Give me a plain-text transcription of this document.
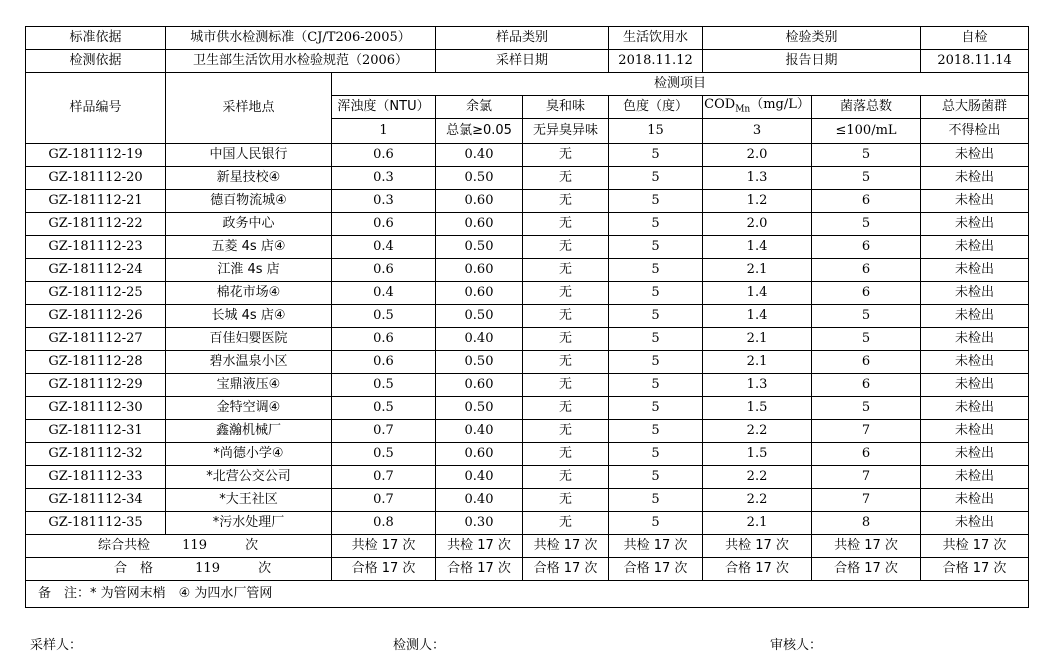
标准依据	城市供水检测标准（CJ/T206-2005）		样品类别		生活饮用水	检验类别		自检
检测依据	卫生部生活饮用水检验规范（2006）		采样日期		2018.11.12	报告日期		2018.11.14
样品编号	采样地点	检测项目						
		浑浊度（NTU）	余氯	臭和味	色度（度）	$COD_{Mn}(mg/L)$	菌落总数	总大肠菌群
		1	总氯≥0.05	无异臭异味	15	3	≤100/mL	不得检出
GZ-181112-19	中国人民银行	0.6	0.40	无	5	2.0	5	未检出
GZ-181112-20	新星技校④	0.3	0.50	无	5	1.3	5	未检出
GZ-181112-21	德百物流城④	0.3	0.60	无	5	1.2	6	未检出
GZ-181112-22	政务中心	0.6	0.60	无	5	2.0	5	未检出
GZ-181112-23	五菱 4s 店④	0.4	0.50	无	5	1.4	6	未检出
GZ-181112-24	江淮 4s 店	0.6	0.60	无	5	2.1	6	未检出
GZ-181112-25	棉花市场④	0.4	0.60	无	5	1.4	6	未检出
GZ-181112-26	长城 4s 店④	0.5	0.50	无	5	1.4	5	未检出
GZ-181112-27	百佳妇婴医院	0.6	0.40	无	5	2.1	5	未检出
GZ-181112-28	碧水温泉小区	0.6	0.50	无	5	2.1	6	未检出
GZ-181112-29	宝鼎液压④	0.5	0.60	无	5	1.3	6	未检出
GZ-181112-30	金特空调④	0.5	0.50	无	5	1.5	5	未检出
GZ-181112-31	鑫瀚机械厂	0.7	0.40	无	5	2.2	7	未检出
GZ-181112-32	*尚德小学④	0.5	0.60	无	5	1.5	6	未检出
GZ-181112-33	*北营公交公司	0.7	0.40	无	5	2.2	7	未检出
GZ-181112-34	*大王社区	0.7	0.40	无	5	2.2	7	未检出
GZ-181112-35	*污水处理厂	0.8	0.30	无	5	2.1	8	未检出
综合共检 119 次		共检 17 次	共检 17 次	共检 17 次	共检 17 次	共检 17 次	共检 17 次	共检 17 次
合　格 119 次		合格 17 次	合格 17 次	合格 17 次	合格 17 次	合格 17 次	合格 17 次	合格 17 次
备　注：* 为管网末梢　④ 为四水厂管网								
采样人：	检测人：	审核人：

**EXERCISE INSTRUCTIONS**
Repeat each record exactly, with the pictures left out.

**ANSWER TO THIS TASK**
Give me a plain-text transcription of this document.
标准依据	城市供水检测标准（CJ/T206-2005）		样品类别		生活饮用水	检验类别		自检
检测依据	卫生部生活饮用水检验规范（2006）		采样日期		2018.11.12	报告日期		2018.11.14
样品编号	采样地点	检测项目						
		浑浊度（NTU）	余氯	臭和味	色度（度）	$COD_{Mn}(mg/L)$	菌落总数	总大肠菌群
		1	总氯≥0.05	无异臭异味	15	3	≤100/mL	不得检出
GZ-181112-19	中国人民银行	0.6	0.40	无	5	2.0	5	未检出
GZ-181112-20	新星技校④	0.3	0.50	无	5	1.3	5	未检出
GZ-181112-21	德百物流城④	0.3	0.60	无	5	1.2	6	未检出
GZ-181112-22	政务中心	0.6	0.60	无	5	2.0	5	未检出
GZ-181112-23	五菱 4s 店④	0.4	0.50	无	5	1.4	6	未检出
GZ-181112-24	江淮 4s 店	0.6	0.60	无	5	2.1	6	未检出
GZ-181112-25	棉花市场④	0.4	0.60	无	5	1.4	6	未检出
GZ-181112-26	长城 4s 店④	0.5	0.50	无	5	1.4	5	未检出
GZ-181112-27	百佳妇婴医院	0.6	0.40	无	5	2.1	5	未检出
GZ-181112-28	碧水温泉小区	0.6	0.50	无	5	2.1	6	未检出
GZ-181112-29	宝鼎液压④	0.5	0.60	无	5	1.3	6	未检出
GZ-181112-30	金特空调④	0.5	0.50	无	5	1.5	5	未检出
GZ-181112-31	鑫瀚机械厂	0.7	0.40	无	5	2.2	7	未检出
GZ-181112-32	*尚德小学④	0.5	0.60	无	5	1.5	6	未检出
GZ-181112-33	*北营公交公司	0.7	0.40	无	5	2.2	7	未检出
GZ-181112-34	*大王社区	0.7	0.40	无	5	2.2	7	未检出
GZ-181112-35	*污水处理厂	0.8	0.30	无	5	2.1	8	未检出
综合共检 119 次		共检 17 次	共检 17 次	共检 17 次	共检 17 次	共检 17 次	共检 17 次	共检 17 次
合　格 119 次		合格 17 次	合格 17 次	合格 17 次	合格 17 次	合格 17 次	合格 17 次	合格 17 次
备　注：* 为管网末梢　④ 为四水厂管网								
采样人：	检测人：	审核人：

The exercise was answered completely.